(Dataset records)
....................

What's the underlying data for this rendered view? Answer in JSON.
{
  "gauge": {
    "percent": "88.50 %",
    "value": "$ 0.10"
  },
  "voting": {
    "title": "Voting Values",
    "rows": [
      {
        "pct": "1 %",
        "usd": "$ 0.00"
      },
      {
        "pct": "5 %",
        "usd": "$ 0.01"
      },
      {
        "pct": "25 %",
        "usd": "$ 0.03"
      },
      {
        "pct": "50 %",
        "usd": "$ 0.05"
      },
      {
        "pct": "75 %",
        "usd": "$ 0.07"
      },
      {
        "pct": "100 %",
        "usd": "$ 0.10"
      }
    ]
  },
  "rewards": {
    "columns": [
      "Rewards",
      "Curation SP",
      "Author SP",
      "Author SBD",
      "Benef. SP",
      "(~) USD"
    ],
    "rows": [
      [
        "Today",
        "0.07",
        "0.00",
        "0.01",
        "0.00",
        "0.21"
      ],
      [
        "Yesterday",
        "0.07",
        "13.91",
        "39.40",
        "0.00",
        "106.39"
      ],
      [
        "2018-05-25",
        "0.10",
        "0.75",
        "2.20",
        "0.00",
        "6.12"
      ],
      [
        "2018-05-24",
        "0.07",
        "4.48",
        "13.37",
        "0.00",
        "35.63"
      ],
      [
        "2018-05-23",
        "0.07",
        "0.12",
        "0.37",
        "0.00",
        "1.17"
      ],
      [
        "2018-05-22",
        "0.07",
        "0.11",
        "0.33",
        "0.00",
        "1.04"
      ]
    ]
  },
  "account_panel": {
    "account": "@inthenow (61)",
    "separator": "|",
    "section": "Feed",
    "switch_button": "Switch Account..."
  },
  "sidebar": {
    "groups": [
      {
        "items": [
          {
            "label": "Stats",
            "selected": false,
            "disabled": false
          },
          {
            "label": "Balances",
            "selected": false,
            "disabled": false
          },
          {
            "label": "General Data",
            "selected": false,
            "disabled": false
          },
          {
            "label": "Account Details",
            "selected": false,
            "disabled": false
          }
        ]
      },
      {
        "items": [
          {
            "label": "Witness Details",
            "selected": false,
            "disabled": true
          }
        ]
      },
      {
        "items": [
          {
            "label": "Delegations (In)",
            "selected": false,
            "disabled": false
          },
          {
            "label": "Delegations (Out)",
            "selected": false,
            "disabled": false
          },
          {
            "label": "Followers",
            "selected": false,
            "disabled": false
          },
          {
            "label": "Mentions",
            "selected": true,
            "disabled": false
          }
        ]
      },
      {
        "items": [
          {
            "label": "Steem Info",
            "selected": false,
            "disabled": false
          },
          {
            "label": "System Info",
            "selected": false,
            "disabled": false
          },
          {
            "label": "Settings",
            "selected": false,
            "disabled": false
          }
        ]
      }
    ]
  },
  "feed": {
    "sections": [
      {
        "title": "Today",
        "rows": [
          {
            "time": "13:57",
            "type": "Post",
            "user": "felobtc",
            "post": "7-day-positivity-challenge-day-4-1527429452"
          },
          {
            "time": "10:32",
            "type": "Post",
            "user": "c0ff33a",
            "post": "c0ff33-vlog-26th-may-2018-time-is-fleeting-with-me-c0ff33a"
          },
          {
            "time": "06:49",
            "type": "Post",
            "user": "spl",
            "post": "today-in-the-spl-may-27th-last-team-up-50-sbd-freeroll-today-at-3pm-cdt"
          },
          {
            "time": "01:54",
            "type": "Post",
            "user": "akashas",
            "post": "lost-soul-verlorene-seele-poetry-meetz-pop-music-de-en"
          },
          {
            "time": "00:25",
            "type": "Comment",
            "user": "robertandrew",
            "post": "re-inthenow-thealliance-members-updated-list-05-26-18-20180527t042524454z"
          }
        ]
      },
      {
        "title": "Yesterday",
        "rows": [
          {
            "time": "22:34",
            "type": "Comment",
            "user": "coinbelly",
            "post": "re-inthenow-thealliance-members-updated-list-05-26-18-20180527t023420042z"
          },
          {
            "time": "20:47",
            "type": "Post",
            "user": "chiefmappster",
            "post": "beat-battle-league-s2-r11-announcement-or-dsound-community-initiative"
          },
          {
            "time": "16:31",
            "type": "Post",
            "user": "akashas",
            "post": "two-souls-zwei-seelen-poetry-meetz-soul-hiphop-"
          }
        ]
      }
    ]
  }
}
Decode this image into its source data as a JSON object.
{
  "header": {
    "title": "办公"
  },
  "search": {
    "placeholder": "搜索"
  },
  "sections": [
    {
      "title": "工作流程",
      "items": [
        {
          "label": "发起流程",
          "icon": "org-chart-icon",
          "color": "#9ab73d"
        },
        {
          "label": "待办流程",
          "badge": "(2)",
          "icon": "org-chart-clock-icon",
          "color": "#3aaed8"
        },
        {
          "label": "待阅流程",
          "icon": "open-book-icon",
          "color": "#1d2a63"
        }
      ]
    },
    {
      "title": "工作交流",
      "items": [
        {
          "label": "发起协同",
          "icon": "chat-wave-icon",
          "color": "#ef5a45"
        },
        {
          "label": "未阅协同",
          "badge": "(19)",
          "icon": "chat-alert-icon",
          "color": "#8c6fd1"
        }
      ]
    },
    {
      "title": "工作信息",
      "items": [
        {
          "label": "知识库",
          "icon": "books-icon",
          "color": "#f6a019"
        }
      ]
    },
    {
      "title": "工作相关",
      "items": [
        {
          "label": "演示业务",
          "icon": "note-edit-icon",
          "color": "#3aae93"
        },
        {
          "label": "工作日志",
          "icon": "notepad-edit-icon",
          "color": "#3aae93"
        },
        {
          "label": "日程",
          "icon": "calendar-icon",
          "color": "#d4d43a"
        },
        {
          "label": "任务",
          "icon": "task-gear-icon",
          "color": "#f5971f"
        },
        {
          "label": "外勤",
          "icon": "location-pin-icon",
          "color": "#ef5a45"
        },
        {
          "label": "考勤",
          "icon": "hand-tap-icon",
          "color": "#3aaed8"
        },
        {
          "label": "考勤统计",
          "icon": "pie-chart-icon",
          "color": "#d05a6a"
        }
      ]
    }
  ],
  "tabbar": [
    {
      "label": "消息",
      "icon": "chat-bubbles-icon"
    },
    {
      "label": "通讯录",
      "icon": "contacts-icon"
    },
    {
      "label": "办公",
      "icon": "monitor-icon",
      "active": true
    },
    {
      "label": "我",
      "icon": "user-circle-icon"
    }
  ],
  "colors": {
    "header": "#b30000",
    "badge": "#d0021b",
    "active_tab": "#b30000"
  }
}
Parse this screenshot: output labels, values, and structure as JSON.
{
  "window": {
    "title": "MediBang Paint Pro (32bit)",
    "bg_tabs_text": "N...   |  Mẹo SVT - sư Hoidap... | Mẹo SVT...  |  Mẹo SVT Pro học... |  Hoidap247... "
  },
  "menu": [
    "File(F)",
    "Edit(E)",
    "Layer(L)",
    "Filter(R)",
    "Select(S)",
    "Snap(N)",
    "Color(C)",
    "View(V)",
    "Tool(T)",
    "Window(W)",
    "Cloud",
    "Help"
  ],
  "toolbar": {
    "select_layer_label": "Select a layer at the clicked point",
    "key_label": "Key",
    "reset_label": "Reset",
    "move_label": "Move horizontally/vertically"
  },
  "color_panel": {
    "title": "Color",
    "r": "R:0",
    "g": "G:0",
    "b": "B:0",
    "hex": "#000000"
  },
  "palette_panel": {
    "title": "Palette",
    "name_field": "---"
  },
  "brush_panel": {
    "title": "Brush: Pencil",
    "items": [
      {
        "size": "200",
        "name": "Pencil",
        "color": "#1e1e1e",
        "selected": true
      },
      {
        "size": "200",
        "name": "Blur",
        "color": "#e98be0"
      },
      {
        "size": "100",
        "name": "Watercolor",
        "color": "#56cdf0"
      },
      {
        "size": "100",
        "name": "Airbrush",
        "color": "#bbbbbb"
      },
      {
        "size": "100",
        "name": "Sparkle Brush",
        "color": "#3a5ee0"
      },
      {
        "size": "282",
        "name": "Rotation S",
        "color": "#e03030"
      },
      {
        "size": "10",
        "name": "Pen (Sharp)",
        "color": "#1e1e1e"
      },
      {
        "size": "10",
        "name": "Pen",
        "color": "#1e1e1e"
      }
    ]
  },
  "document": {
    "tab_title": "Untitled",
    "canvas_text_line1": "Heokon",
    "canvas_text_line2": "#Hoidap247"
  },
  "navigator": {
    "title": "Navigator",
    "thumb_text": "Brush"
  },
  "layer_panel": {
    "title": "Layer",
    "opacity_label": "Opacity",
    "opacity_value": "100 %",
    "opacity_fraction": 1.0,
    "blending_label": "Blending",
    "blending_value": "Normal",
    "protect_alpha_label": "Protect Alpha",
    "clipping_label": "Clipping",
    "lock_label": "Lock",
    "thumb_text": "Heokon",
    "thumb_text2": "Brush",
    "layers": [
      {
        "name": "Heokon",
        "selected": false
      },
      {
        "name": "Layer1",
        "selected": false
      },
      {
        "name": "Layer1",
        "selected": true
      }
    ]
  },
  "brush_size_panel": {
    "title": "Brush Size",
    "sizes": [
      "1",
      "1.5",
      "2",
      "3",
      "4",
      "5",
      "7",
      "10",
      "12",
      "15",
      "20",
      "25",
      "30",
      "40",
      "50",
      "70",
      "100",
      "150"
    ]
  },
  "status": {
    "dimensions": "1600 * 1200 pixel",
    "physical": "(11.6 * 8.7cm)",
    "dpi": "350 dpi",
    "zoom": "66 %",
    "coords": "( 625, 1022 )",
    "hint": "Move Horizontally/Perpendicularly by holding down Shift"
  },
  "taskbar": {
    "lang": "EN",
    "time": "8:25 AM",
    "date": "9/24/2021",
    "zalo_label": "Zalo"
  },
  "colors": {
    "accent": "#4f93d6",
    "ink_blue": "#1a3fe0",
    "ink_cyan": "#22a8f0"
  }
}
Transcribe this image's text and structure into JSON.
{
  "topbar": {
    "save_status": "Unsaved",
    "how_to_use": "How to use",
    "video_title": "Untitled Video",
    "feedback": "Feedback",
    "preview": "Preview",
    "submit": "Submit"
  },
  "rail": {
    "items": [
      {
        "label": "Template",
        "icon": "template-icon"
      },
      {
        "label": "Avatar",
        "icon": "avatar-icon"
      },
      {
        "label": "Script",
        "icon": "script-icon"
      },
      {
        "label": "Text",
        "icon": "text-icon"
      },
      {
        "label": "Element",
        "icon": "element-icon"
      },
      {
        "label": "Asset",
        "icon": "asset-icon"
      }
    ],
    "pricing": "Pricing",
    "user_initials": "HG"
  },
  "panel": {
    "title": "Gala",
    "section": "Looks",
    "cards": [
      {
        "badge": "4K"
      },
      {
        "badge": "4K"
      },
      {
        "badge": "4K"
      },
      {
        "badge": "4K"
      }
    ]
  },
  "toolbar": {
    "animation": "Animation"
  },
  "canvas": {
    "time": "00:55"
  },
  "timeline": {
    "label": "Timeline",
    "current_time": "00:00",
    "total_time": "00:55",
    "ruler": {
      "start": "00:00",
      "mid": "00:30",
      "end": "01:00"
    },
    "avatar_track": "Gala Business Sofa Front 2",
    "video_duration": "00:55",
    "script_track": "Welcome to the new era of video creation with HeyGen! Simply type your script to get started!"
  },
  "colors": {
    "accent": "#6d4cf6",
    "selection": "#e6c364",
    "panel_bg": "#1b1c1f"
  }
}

....................

> **TASK TO CARRY OUT**
Extract each line holding the string "Delegations".

> **EXERCISE OUTPUT**
            "label": "Delegations (In)",
            "label": "Delegations (Out)",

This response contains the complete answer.